# Testo fornito
..............................

All’interno delle strutture sociali e militari del Rojava e nelle varie organizzazioni di movimento la pratica del Tekmil è ben radicata e diffusa.
Tra noi internazionali, questa pratica nell’affrontare le critiche e le autocritiche è meno accettata: viene messa in atto, ma non sempre viene compresa, anche a causa dei differenti percorsi rivoluzionari oltre che soprattutto per un modello di vita vissuto fuori dai rapporti umani e sempre meno basano sulla fratellanza e sulla fiducia.
Questo ostacolo imposto dalla società capitalista, viene messo in discussione, e solo praticando un’effettiva autocritica può essere superato.
Nelle esistenti strutture sociali dettate dalla modernità capitalista, è molto raro trovare mezzi con cui facilitare discussioni aperte e oneste. Che sia sul posto di lavoro, nelle scuole, anche tra amici e in famiglia, siamo limitati da costrutti sociali che inibiscono la nostra capacità di esprimere le nostre prospettive, ascoltare quelle degli altri e impegnarci in discussioni significative e costruttive.
Il concetto di critica costruttiva è incredibilmente impegnativo per tante persone. Molti hanno difficoltà a ricevere critiche. Forse questo è dovuto al narcisismo e all’egoismo incoraggiati dalla natura competitiva e individualistica della società capitalista. Tuttavia, personalmente, trovo che la parte più difficile della critica costruttiva sia l’atto di criticare. La paura del conflitto o del rifiuto può essere paralitica. La grande domanda che sorge è quella del perché la critica evochi la paura.
Forse il problema è che non abbiamo una cultura della critica costruttiva. La modernità capitalista non incoraggia l’uguaglianza né la fiducia reciproca. Ci divide e forza su di noi una cultura iper competitiva costruita su menzogne e facciate interne ed esterne. In questo sistema, la critica non è vista come un mezzo attraverso il quale possiamo migliorare noi stessi e l’altro, ma piuttosto come mezzo attraverso il quale possiamo attaccare e distruggere la nostra concorrenza, i nostri nemici, i nostri simili.

..............................

# Breve esercizio
Riprendi il testo sulla pratica del Tekmil e sulla critica costruttiva e continualo dopo la sua ultima frase.

# Materiale mostrato

..............................

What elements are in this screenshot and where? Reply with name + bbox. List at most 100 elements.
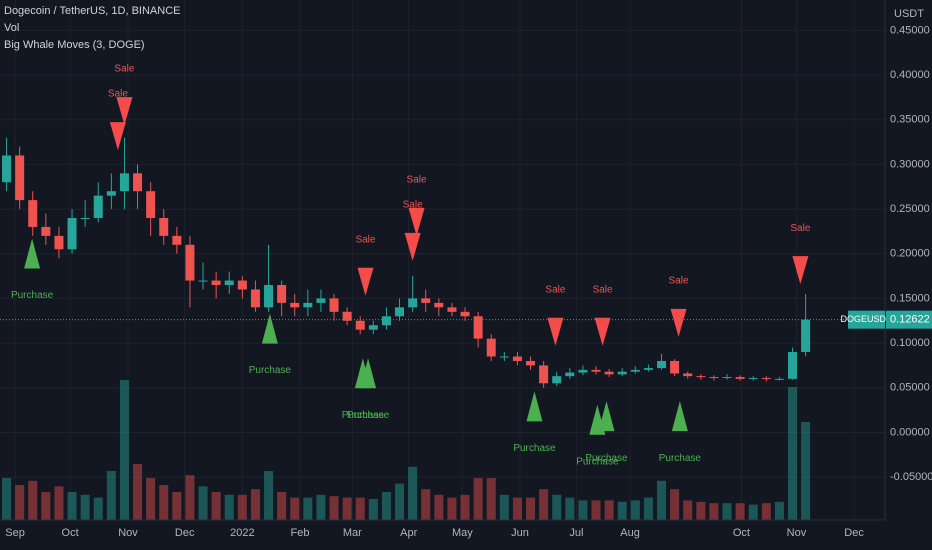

..............................

# In risposta
Può essere difficile immaginare che esista un’alternativa. Per molte persone, il sistema capitalista può apparire così schiacciante e opprimente che il cambiamento può sembrare impossibile. Il grado di competizione e sfiducia è così grande che le persone potrebbero spesso pensare che, concedersi di fidarsi dei propri simili, le renderebbe semplicemente vulnerabili all’attacco imminente. Personalmente, prima di venire in Rojava, avevo questi stessi sospetti.
Arrivato in Rojava, alcuni dei primi concetti rivoluzionari a cui sono stato introdotto sono stati quelli di Hevaltî e di Tekmîl.
Tekmîl si traduce approssimativamente in “riportare”. All’apparenza sembra abbastanza banale, tuttavia una definizione più concettuale sarebbe quella della critica costruttiva rivoluzionaria. Il Tekmîl di solito segue tutto, come operazioni militari, sessioni di formazione, progetti civili o semplici attività quotidiane. Queste sessioni possono essere chiamate in qualsiasi momento da chiunque sia nelle strutture civili o militari in Rojava.
La struttura del Tekmîl si basa sul dare e ricevere critiche e autocritiche. Il processo è basato sulle premesse dell’Hevaltî. Hevaltî si traduce approssimativamente con amicizia o cameratismo. È l’idea che lavoriamo insieme, ci aiutiamo l’un l’altro, condividiamo tutto dal tangibile all’intangibile, non perché ci aspettiamo qualcosa in cambio ma semplicemente perché siamo compagni, siamo esseri umani che vivono, lottano e attraversano la vita insieme, che condividiamo lo stesso scopo di cercare di far progredire il benessere collettivo. È l’idea che possiamo fidarci e credere l’uno nell’altro e che non dobbiamo temere altre intenzioni.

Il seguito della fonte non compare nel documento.